### The problem
From the entries below, list each line with "geopolítica".

[Stored data entries]
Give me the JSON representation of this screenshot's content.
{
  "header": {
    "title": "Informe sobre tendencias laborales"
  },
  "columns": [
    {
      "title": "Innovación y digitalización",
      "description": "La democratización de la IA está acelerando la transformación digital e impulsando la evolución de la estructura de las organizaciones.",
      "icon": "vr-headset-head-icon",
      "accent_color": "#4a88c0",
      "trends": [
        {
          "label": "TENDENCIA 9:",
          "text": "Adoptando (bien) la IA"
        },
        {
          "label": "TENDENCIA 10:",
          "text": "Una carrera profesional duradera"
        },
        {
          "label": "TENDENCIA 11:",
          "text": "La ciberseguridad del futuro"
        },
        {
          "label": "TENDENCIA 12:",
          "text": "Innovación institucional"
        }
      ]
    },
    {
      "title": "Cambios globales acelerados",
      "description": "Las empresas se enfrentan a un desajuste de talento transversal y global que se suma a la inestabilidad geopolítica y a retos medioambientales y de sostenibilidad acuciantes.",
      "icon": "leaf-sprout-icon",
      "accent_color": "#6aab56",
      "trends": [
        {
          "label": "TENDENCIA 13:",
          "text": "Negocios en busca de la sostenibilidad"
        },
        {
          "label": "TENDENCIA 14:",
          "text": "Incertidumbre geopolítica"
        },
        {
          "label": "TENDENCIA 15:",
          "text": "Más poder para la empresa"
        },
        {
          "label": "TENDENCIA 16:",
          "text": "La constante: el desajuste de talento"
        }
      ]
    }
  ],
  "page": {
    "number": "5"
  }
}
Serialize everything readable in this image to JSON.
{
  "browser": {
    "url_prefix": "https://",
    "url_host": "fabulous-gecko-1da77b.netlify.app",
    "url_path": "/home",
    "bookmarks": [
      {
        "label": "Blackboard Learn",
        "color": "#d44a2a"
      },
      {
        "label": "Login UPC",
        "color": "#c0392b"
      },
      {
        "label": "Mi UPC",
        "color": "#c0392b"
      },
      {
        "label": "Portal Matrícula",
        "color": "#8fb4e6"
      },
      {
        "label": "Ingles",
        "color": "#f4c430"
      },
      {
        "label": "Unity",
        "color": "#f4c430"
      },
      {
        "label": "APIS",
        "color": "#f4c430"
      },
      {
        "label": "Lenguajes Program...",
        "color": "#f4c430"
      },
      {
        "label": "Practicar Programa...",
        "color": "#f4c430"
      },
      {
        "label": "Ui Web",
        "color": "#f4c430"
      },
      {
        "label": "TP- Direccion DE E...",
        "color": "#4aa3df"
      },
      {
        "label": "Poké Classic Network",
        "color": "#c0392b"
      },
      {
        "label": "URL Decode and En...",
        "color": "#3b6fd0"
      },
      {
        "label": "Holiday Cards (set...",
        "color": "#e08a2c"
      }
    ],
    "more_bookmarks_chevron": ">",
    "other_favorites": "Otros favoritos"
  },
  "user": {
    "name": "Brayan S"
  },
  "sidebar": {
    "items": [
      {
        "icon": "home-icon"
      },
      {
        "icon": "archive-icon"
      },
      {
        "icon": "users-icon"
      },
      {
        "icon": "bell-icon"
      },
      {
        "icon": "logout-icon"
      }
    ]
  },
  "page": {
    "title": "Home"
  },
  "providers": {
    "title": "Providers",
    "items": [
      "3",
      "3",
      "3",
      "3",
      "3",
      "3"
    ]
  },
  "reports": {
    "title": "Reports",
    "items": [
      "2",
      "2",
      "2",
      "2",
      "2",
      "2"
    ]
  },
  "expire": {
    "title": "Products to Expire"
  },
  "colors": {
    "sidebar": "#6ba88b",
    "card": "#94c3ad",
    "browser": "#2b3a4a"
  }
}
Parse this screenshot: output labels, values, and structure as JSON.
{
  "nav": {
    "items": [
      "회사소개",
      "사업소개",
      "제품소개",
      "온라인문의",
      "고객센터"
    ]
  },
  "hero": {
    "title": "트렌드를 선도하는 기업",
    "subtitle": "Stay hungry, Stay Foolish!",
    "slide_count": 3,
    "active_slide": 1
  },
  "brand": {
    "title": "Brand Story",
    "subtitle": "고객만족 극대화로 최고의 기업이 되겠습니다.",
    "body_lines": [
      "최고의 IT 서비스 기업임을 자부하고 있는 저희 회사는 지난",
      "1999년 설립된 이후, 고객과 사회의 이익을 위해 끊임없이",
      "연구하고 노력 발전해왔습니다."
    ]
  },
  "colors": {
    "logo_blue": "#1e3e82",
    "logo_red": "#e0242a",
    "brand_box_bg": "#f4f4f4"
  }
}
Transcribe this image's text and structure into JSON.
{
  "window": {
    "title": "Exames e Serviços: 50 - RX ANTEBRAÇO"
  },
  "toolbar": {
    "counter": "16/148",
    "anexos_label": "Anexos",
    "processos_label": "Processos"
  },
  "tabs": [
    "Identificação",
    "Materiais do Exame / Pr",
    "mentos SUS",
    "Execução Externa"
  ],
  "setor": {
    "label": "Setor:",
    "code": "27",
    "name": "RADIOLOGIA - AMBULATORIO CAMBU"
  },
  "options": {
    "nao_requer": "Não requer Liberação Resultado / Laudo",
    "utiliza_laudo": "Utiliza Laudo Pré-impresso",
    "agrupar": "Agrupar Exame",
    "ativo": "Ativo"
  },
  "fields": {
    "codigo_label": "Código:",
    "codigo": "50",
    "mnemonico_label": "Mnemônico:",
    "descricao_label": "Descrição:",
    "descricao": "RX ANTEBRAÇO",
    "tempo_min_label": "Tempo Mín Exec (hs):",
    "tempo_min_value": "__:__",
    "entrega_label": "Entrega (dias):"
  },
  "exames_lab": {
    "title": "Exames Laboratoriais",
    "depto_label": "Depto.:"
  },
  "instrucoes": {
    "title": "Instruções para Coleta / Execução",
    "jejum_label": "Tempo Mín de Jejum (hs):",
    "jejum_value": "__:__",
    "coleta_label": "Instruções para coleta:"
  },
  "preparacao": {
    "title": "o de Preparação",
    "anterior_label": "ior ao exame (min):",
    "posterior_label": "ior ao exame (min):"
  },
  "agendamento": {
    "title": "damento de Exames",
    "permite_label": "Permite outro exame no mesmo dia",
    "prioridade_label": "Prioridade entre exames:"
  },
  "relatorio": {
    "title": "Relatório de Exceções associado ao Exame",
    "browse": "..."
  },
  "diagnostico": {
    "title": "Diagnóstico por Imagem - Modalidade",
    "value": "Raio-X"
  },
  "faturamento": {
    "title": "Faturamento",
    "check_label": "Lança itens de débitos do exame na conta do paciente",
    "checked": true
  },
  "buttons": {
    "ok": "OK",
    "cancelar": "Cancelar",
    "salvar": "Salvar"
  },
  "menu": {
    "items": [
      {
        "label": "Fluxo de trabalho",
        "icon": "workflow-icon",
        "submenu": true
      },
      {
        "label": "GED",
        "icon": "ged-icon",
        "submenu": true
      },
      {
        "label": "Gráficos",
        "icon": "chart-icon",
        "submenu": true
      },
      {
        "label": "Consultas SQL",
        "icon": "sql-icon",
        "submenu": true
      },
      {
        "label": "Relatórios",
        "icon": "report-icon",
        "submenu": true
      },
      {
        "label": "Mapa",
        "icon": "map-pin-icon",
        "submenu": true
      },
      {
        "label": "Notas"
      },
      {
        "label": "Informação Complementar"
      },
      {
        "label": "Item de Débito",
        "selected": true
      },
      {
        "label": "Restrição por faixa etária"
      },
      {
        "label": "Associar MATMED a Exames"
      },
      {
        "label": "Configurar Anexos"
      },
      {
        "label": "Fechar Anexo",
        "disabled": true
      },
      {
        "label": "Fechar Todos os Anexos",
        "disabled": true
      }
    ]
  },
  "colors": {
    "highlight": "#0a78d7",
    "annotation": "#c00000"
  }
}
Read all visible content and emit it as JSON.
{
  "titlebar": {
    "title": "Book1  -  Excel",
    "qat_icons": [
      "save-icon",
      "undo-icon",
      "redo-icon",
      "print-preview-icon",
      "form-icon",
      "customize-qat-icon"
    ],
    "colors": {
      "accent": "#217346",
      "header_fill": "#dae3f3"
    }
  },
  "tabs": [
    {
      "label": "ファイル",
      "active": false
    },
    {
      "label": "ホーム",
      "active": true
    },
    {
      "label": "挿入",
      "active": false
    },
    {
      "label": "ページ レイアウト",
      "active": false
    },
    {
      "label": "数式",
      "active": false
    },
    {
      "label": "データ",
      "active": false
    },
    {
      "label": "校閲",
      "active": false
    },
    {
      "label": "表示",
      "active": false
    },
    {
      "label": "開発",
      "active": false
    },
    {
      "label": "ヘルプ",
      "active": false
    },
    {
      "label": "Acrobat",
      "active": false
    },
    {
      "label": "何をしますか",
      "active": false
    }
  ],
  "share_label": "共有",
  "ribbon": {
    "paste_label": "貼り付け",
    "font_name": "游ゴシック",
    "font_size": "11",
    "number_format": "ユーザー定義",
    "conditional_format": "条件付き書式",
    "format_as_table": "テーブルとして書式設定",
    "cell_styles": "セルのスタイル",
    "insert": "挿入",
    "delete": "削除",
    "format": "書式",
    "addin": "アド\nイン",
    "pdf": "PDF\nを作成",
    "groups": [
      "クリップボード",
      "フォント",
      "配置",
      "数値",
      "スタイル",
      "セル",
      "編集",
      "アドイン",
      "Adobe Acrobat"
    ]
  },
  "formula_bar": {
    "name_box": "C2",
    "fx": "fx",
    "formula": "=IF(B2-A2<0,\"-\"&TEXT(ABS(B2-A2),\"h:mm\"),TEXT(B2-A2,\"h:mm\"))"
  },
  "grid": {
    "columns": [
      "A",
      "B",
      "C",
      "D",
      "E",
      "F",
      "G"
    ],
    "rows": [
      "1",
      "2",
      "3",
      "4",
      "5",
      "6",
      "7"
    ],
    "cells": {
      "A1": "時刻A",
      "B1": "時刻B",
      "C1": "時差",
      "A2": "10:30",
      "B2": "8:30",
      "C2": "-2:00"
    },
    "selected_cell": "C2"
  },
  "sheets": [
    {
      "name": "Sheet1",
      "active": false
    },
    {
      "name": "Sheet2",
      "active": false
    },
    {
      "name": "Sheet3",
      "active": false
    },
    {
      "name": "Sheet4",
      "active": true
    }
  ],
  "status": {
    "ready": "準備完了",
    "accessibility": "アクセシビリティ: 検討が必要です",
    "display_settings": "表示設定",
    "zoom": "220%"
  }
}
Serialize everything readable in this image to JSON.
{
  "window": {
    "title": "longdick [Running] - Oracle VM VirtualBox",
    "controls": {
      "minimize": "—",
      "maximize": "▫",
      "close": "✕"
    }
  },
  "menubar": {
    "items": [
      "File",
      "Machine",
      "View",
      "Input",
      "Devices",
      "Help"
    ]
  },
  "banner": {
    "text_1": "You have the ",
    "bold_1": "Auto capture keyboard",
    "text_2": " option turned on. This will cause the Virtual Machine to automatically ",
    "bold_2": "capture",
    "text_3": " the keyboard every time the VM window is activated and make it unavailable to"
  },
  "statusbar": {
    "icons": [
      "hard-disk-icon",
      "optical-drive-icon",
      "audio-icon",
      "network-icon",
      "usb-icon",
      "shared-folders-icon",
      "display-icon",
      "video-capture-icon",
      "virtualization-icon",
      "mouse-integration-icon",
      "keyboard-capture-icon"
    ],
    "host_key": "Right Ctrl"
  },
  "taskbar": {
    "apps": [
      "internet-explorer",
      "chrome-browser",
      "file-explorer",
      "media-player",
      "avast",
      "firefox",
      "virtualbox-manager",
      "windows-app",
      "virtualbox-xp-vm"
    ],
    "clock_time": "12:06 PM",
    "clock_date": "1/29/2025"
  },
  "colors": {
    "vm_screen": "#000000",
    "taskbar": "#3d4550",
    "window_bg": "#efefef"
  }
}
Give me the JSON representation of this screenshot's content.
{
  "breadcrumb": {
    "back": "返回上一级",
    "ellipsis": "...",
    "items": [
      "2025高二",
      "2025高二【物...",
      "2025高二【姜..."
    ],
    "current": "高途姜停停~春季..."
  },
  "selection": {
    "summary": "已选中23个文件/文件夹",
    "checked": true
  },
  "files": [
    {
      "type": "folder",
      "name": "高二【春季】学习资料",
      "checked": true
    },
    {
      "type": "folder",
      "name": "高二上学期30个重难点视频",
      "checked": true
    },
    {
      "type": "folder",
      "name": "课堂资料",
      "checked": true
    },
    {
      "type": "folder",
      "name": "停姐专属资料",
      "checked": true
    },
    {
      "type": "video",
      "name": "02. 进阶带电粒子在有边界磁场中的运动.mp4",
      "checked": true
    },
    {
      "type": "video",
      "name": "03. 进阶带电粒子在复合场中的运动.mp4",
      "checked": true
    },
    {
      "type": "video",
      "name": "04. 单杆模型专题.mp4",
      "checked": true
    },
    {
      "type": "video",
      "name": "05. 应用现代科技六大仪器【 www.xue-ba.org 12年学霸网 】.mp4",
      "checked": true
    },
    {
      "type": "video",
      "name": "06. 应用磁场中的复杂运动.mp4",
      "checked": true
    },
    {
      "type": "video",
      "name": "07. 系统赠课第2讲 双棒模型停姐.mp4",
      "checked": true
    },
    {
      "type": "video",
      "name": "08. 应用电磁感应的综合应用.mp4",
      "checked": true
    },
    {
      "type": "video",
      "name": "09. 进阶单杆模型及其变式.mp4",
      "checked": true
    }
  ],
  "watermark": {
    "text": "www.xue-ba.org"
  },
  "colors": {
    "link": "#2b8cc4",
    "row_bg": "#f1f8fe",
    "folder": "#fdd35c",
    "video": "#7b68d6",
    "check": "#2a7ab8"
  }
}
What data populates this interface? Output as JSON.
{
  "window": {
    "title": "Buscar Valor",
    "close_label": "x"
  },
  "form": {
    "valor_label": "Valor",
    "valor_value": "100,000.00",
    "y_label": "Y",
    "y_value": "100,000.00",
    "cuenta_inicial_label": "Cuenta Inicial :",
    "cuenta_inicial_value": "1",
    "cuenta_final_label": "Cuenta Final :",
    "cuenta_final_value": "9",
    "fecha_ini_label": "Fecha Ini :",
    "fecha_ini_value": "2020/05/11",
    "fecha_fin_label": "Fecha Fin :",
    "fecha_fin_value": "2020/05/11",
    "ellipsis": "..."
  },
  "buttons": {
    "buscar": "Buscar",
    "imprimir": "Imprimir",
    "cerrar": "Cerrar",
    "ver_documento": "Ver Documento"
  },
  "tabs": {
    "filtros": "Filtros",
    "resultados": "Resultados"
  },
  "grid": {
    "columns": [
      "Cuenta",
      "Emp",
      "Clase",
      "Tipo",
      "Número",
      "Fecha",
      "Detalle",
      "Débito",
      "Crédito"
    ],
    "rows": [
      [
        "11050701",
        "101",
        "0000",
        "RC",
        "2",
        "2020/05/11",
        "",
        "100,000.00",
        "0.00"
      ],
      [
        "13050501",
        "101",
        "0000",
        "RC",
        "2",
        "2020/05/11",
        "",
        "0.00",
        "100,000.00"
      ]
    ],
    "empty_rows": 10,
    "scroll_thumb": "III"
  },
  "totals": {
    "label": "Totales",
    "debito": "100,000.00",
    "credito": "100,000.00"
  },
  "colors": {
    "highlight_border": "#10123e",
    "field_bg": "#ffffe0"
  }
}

### Full answer
      "description": "Las empresas se enfrentan a un desajuste de talento transversal y global que se suma a la inestabilidad geopolítica y a retos medioambientales y de sostenibilidad acuciantes.",
          "text": "Incertidumbre geopolítica"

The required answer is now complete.